┌─ EXTRAIT SOURCE

  •    Enfin, un tabou se brise. Il est maintenant admis que les délocalisations à répétition ont entraîné la France sur la pente d'une désindustrialisation catastrophique. En effet, la mondialisation, loin d'être comme ailleurs un « accélérateur de croissance », agit en France comme une pompe aspirant des emplois de plus en plus qualifiés vers les pays émergents et refoulant dans les rayons de nos hypermarchés des produits toujours moins chers. Tout cela sous l'oeil bienveillant des pouvoirs publics, qui refusent de comprendre que le consommateur est aussi un salarié et que, en cassant les prix, la grande distribution casse aussi des emplois.    Oui, la France, où les banques prêtent plus facilement pour consommer que pour investir et produire, est aujourd'hui à contre-emploi dans tous les sens du terme. Et non, la mondialisation n'est pas « une chance pour la France » sauf, nous dit Jean Arthuis dans ce livre décapant, si un président déterminé à inverser la spirale infernale rompt avec la politique « virtuelle » faite d'hypocrisie et de pieux mensonges, conditionne l'accès à notre marché à des contreparties véritables et brise le carcan administratif et fiscal dans lequel un État devenu parasitaire enserre nos entreprises, les acculant, toujours plus nombreuses, à la délocalisation ou à la faillite. Sauf si l'Europe entend enfin exister politiquement et assumer les prérogatives que ses membres lui ont confiées.    Un coup de sang argumenté et documenté, à la veille d'échéances cruciales pour le pays, par un homme politique atypique, connu pour sa pugnacité et son franc-parler, qui ne se résout pas au déclin économique de son pays.
└─
> CONSIGNES:
- A) Selon l'extrait sur la désindustrialisation, à quelle fin les banques prêtent-elles le plus facilement en France ?
- B) Poursuivez l'extrait sur la désindustrialisation après sa dernière phrase.
┌─ INFORMATIONS EXTRAITES
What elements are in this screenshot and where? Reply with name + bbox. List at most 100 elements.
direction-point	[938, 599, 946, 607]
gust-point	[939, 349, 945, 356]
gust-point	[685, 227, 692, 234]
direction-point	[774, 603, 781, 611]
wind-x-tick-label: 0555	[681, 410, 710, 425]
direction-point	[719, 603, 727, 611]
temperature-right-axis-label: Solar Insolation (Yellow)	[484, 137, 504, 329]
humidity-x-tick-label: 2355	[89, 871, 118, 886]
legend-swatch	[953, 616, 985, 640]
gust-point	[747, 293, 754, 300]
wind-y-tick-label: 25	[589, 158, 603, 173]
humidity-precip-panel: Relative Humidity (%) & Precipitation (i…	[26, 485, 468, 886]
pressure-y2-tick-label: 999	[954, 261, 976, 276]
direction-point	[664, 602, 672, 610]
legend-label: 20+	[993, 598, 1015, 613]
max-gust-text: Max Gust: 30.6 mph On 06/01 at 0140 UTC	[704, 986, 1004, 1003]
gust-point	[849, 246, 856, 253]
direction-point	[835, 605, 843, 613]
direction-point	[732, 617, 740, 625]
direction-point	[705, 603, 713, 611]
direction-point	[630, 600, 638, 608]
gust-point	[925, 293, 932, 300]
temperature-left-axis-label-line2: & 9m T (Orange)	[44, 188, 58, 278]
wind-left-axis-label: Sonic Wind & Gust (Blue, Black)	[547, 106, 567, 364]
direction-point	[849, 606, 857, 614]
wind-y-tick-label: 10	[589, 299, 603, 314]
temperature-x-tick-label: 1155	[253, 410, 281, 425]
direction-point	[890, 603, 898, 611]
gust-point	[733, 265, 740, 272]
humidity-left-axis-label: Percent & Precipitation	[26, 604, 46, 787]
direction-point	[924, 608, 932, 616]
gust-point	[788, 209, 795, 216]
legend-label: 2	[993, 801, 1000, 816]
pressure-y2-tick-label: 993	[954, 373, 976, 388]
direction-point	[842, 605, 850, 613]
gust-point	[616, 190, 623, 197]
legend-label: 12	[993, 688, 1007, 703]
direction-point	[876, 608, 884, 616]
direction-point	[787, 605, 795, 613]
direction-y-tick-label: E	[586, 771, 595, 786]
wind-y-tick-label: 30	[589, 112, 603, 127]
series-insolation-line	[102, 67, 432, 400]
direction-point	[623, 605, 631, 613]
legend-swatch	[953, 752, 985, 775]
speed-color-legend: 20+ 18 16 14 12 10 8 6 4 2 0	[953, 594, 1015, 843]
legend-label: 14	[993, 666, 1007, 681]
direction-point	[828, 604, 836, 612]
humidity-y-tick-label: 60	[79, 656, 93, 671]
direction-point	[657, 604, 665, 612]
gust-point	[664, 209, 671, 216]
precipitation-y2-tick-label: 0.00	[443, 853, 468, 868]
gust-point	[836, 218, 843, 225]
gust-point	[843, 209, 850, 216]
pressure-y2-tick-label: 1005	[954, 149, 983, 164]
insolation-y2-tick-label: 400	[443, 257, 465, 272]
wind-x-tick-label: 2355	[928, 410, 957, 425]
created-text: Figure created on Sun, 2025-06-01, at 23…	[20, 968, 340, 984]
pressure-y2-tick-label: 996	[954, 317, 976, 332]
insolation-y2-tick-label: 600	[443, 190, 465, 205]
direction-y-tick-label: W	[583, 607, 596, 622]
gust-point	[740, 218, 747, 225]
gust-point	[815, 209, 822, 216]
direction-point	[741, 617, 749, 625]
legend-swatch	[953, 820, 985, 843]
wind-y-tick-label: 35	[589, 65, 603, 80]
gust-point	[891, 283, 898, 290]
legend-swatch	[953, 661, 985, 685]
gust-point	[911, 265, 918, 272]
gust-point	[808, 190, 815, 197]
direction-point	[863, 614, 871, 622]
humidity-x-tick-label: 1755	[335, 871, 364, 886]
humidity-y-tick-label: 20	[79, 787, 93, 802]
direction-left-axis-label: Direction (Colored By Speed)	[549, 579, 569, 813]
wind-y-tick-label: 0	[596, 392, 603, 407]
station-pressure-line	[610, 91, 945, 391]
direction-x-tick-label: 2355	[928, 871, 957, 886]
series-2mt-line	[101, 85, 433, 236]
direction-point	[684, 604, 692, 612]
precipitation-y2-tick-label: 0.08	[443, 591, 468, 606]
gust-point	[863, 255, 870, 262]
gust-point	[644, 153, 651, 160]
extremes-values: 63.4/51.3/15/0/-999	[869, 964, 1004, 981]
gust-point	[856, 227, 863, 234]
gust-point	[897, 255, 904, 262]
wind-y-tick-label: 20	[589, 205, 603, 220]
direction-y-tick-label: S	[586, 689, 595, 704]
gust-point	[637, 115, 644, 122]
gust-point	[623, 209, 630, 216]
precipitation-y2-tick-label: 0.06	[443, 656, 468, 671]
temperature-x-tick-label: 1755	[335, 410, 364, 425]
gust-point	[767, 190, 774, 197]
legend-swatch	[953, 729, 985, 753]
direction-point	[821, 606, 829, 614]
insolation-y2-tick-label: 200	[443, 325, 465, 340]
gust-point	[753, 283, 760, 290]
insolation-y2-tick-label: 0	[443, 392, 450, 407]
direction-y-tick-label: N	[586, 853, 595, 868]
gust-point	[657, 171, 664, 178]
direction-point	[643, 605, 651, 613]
└─
> RÉPONSES APPORTÉES:
- A) Pour consommer, plutôt que pour investir et produire.

- B)
  • Ministre des finances dans le gouvernement Juppé, Jean Arthuis montre les absurdités et les carences de l'appareil gouvernemental et de la puissante administration des finances. Artisan de l'euro et de la baisse de l'impôt sur le revenu, attentif aux effets de la mondialisation sur l'emploi, il plaide pour une adaptation de notre société et une réforme de l'État.

  • Tout va mal, et les Français sont encouragés à considérer l´Europe et sa monnaie unique comme la source de tous leurs maux. Par l´abstention ou le vote protestataire, ils sont tentés de saboter tout ce qui a été construit depuis quarante ans. Cette situation révolte Jean Arthuis, bien qu´il en comprenne les causes : l´ineptie d´avoir doté des pays avec des économies aussi disparates que l´Allemagne et la Grèce d´une monnaie unique ; la frénésie d´élargissement qui aggrave le problème année après année ; l´hypocrisie et la veulerie des gouvernements de l´Union, dont celui de la France, qui s´emploient à rendre inopérant un système qu´ils font mine de défendre en faisant de l´Europe le bouc émissaire commode de tous leurs échecs.Mais revenir à une France isolée et sortir de l´euro n´est tout simplement pas envisageable : qu´on le veuille ou non, l´économie s´est mondialisée, et de surcroît, notre énorme dette publique est libellée en euros. Un franc dévalué précipiterait le pays dans l´abîme, n´en déplaise aux irresponsables qui font miroiter cette fausse solution.Si le salut ne peut venir d´un repli sur soi, le fonctionnement de l´Europe doit en revanche être radicalement transformé. Avec sa lucidité et son franc-parler coutumiers, Jean Arthuis affirme que la France ne peut s´en sortir seule. L´Europe est sa dernière chance, à condition qu´elle se requalifie en se réformant elle-même et fasse de la zone euro l´embryon du fédéralisme européen. La métamorphose de l´Europe conditionne sa vocation de puissance mondiale.